> [Aim] Restate the full listing word for word and leave the pictures out.

> [Rows]
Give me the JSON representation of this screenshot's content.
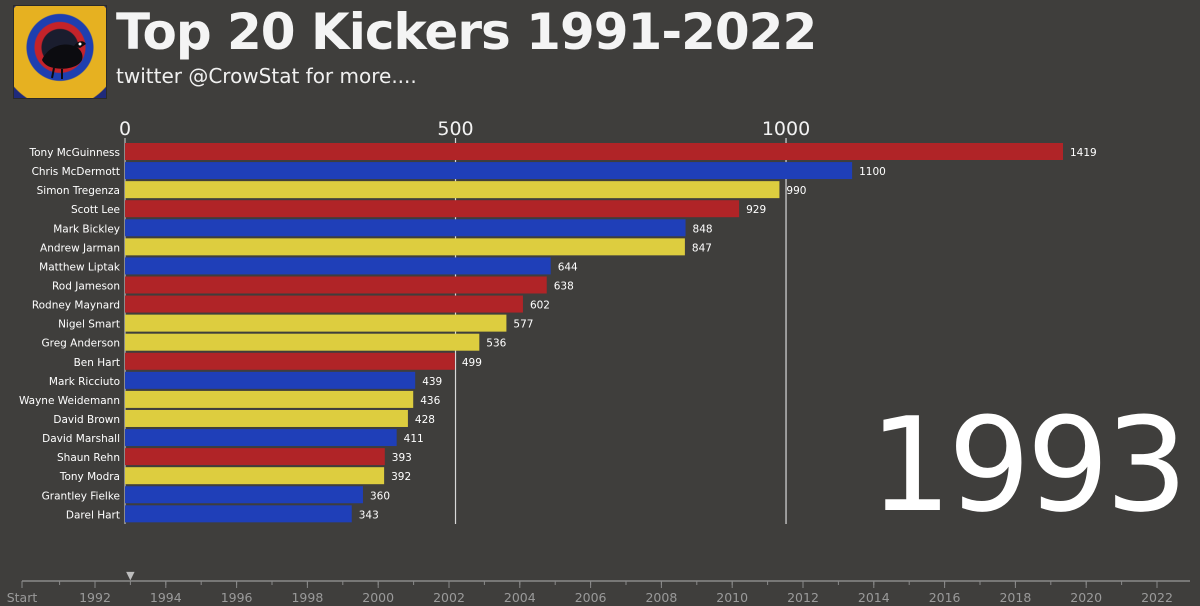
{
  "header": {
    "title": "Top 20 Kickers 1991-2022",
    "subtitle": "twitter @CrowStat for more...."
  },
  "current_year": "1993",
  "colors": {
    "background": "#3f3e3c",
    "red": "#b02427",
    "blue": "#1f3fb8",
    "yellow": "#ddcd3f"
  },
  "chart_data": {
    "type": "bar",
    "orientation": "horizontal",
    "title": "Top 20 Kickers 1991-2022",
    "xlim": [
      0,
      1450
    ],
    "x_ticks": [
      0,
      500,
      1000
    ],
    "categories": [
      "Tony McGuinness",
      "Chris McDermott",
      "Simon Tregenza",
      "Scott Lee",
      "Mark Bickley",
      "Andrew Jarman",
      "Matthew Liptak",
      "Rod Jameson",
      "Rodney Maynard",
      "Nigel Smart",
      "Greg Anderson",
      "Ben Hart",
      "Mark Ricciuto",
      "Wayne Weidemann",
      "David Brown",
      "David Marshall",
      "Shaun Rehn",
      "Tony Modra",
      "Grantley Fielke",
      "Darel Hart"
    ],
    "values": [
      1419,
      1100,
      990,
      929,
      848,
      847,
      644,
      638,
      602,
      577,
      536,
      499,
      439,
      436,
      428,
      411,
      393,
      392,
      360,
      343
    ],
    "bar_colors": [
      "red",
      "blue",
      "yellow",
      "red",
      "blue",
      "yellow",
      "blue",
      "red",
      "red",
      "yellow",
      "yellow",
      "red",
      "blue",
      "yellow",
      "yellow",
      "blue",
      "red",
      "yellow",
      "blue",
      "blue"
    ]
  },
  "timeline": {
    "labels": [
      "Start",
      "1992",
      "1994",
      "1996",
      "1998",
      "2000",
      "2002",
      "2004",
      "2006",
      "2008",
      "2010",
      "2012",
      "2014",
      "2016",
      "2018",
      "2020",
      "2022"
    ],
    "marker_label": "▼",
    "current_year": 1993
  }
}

> [Solution to this problem]
Give me the JSON representation of this screenshot's content.
{
  "header": {
    "title": "Top 20 Kickers 1991-2022",
    "subtitle": "twitter @CrowStat for more...."
  },
  "current_year": "1993",
  "colors": {
    "background": "#3f3e3c",
    "red": "#b02427",
    "blue": "#1f3fb8",
    "yellow": "#ddcd3f"
  },
  "chart_data": {
    "type": "bar",
    "orientation": "horizontal",
    "title": "Top 20 Kickers 1991-2022",
    "xlim": [
      0,
      1450
    ],
    "x_ticks": [
      0,
      500,
      1000
    ],
    "categories": [
      "Tony McGuinness",
      "Chris McDermott",
      "Simon Tregenza",
      "Scott Lee",
      "Mark Bickley",
      "Andrew Jarman",
      "Matthew Liptak",
      "Rod Jameson",
      "Rodney Maynard",
      "Nigel Smart",
      "Greg Anderson",
      "Ben Hart",
      "Mark Ricciuto",
      "Wayne Weidemann",
      "David Brown",
      "David Marshall",
      "Shaun Rehn",
      "Tony Modra",
      "Grantley Fielke",
      "Darel Hart"
    ],
    "values": [
      1419,
      1100,
      990,
      929,
      848,
      847,
      644,
      638,
      602,
      577,
      536,
      499,
      439,
      436,
      428,
      411,
      393,
      392,
      360,
      343
    ],
    "bar_colors": [
      "red",
      "blue",
      "yellow",
      "red",
      "blue",
      "yellow",
      "blue",
      "red",
      "red",
      "yellow",
      "yellow",
      "red",
      "blue",
      "yellow",
      "yellow",
      "blue",
      "red",
      "yellow",
      "blue",
      "blue"
    ]
  },
  "timeline": {
    "labels": [
      "Start",
      "1992",
      "1994",
      "1996",
      "1998",
      "2000",
      "2002",
      "2004",
      "2006",
      "2008",
      "2010",
      "2012",
      "2014",
      "2016",
      "2018",
      "2020",
      "2022"
    ],
    "marker_label": "▼",
    "current_year": 1993
  }
}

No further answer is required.